[Dataset entries on figures]
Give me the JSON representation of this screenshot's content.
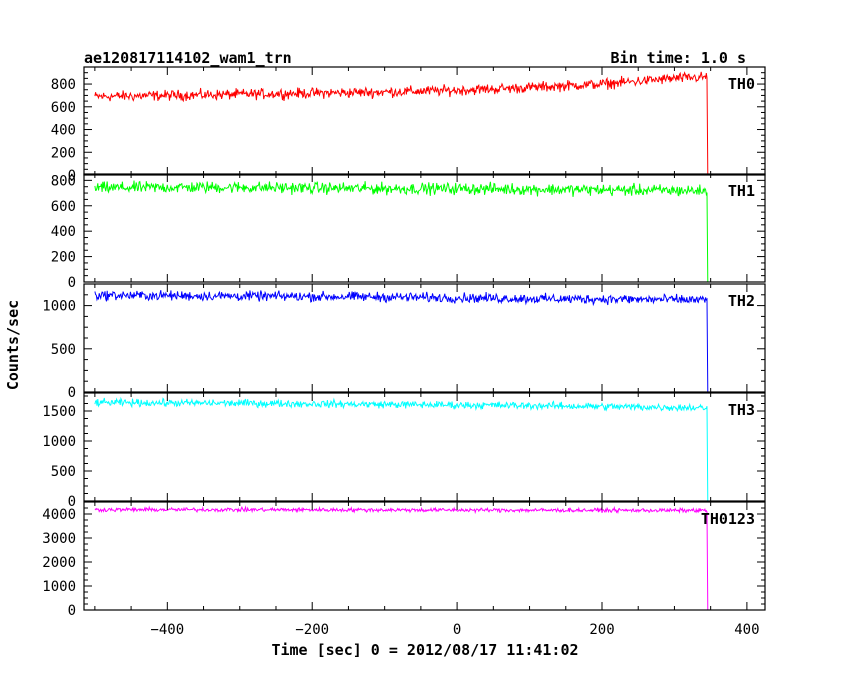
{
  "header": {
    "title": "ae120817114102_wam1_trn",
    "bin_time": "Bin time: 1.0 s"
  },
  "chart_data": {
    "type": "line",
    "xlabel": "Time [sec] 0 = 2012/08/17 11:41:02",
    "ylabel": "Counts/sec",
    "xlim": [
      -515,
      425
    ],
    "x_ticks": [
      -400,
      -200,
      0,
      200,
      400
    ],
    "drop_time": 345,
    "data_start": -500,
    "panels": [
      {
        "name": "TH0",
        "color": "#ff0000",
        "ylim": [
          0,
          950
        ],
        "y_ticks": [
          0,
          200,
          400,
          600,
          800
        ],
        "trend": [
          [
            -500,
            690
          ],
          [
            -400,
            700
          ],
          [
            -300,
            710
          ],
          [
            -200,
            720
          ],
          [
            -100,
            730
          ],
          [
            0,
            745
          ],
          [
            100,
            770
          ],
          [
            200,
            800
          ],
          [
            300,
            850
          ],
          [
            340,
            860
          ]
        ],
        "noise": 45,
        "tail": 0
      },
      {
        "name": "TH1",
        "color": "#00ff00",
        "ylim": [
          0,
          850
        ],
        "y_ticks": [
          0,
          200,
          400,
          600,
          800
        ],
        "trend": [
          [
            -500,
            740
          ],
          [
            -400,
            745
          ],
          [
            -300,
            745
          ],
          [
            -200,
            740
          ],
          [
            -100,
            735
          ],
          [
            0,
            735
          ],
          [
            100,
            730
          ],
          [
            200,
            725
          ],
          [
            300,
            720
          ],
          [
            340,
            718
          ]
        ],
        "noise": 45,
        "tail": 0
      },
      {
        "name": "TH2",
        "color": "#0000ff",
        "ylim": [
          0,
          1250
        ],
        "y_ticks": [
          0,
          500,
          1000
        ],
        "trend": [
          [
            -500,
            1120
          ],
          [
            -300,
            1110
          ],
          [
            -100,
            1100
          ],
          [
            100,
            1080
          ],
          [
            300,
            1070
          ],
          [
            340,
            1065
          ]
        ],
        "noise": 55,
        "tail": 0
      },
      {
        "name": "TH3",
        "color": "#00ffff",
        "ylim": [
          0,
          1800
        ],
        "y_ticks": [
          0,
          500,
          1000,
          1500
        ],
        "trend": [
          [
            -500,
            1640
          ],
          [
            -300,
            1630
          ],
          [
            -100,
            1610
          ],
          [
            100,
            1590
          ],
          [
            300,
            1560
          ],
          [
            340,
            1555
          ]
        ],
        "noise": 60,
        "tail": 0
      },
      {
        "name": "TH0123",
        "color": "#ff00ff",
        "ylim": [
          0,
          4500
        ],
        "y_ticks": [
          0,
          1000,
          2000,
          3000,
          4000
        ],
        "trend": [
          [
            -500,
            4180
          ],
          [
            -300,
            4180
          ],
          [
            -100,
            4170
          ],
          [
            100,
            4160
          ],
          [
            300,
            4150
          ],
          [
            340,
            4150
          ]
        ],
        "noise": 80,
        "tail": 0
      }
    ]
  }
}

Brief
The records above must be echoed exactly, minus their pictures.

Answer to this exercise
Give me the JSON representation of this screenshot's content.
{
  "header": {
    "title": "ae120817114102_wam1_trn",
    "bin_time": "Bin time: 1.0 s"
  },
  "chart_data": {
    "type": "line",
    "xlabel": "Time [sec] 0 = 2012/08/17 11:41:02",
    "ylabel": "Counts/sec",
    "xlim": [
      -515,
      425
    ],
    "x_ticks": [
      -400,
      -200,
      0,
      200,
      400
    ],
    "drop_time": 345,
    "data_start": -500,
    "panels": [
      {
        "name": "TH0",
        "color": "#ff0000",
        "ylim": [
          0,
          950
        ],
        "y_ticks": [
          0,
          200,
          400,
          600,
          800
        ],
        "trend": [
          [
            -500,
            690
          ],
          [
            -400,
            700
          ],
          [
            -300,
            710
          ],
          [
            -200,
            720
          ],
          [
            -100,
            730
          ],
          [
            0,
            745
          ],
          [
            100,
            770
          ],
          [
            200,
            800
          ],
          [
            300,
            850
          ],
          [
            340,
            860
          ]
        ],
        "noise": 45,
        "tail": 0
      },
      {
        "name": "TH1",
        "color": "#00ff00",
        "ylim": [
          0,
          850
        ],
        "y_ticks": [
          0,
          200,
          400,
          600,
          800
        ],
        "trend": [
          [
            -500,
            740
          ],
          [
            -400,
            745
          ],
          [
            -300,
            745
          ],
          [
            -200,
            740
          ],
          [
            -100,
            735
          ],
          [
            0,
            735
          ],
          [
            100,
            730
          ],
          [
            200,
            725
          ],
          [
            300,
            720
          ],
          [
            340,
            718
          ]
        ],
        "noise": 45,
        "tail": 0
      },
      {
        "name": "TH2",
        "color": "#0000ff",
        "ylim": [
          0,
          1250
        ],
        "y_ticks": [
          0,
          500,
          1000
        ],
        "trend": [
          [
            -500,
            1120
          ],
          [
            -300,
            1110
          ],
          [
            -100,
            1100
          ],
          [
            100,
            1080
          ],
          [
            300,
            1070
          ],
          [
            340,
            1065
          ]
        ],
        "noise": 55,
        "tail": 0
      },
      {
        "name": "TH3",
        "color": "#00ffff",
        "ylim": [
          0,
          1800
        ],
        "y_ticks": [
          0,
          500,
          1000,
          1500
        ],
        "trend": [
          [
            -500,
            1640
          ],
          [
            -300,
            1630
          ],
          [
            -100,
            1610
          ],
          [
            100,
            1590
          ],
          [
            300,
            1560
          ],
          [
            340,
            1555
          ]
        ],
        "noise": 60,
        "tail": 0
      },
      {
        "name": "TH0123",
        "color": "#ff00ff",
        "ylim": [
          0,
          4500
        ],
        "y_ticks": [
          0,
          1000,
          2000,
          3000,
          4000
        ],
        "trend": [
          [
            -500,
            4180
          ],
          [
            -300,
            4180
          ],
          [
            -100,
            4170
          ],
          [
            100,
            4160
          ],
          [
            300,
            4150
          ],
          [
            340,
            4150
          ]
        ],
        "noise": 80,
        "tail": 0
      }
    ]
  }
}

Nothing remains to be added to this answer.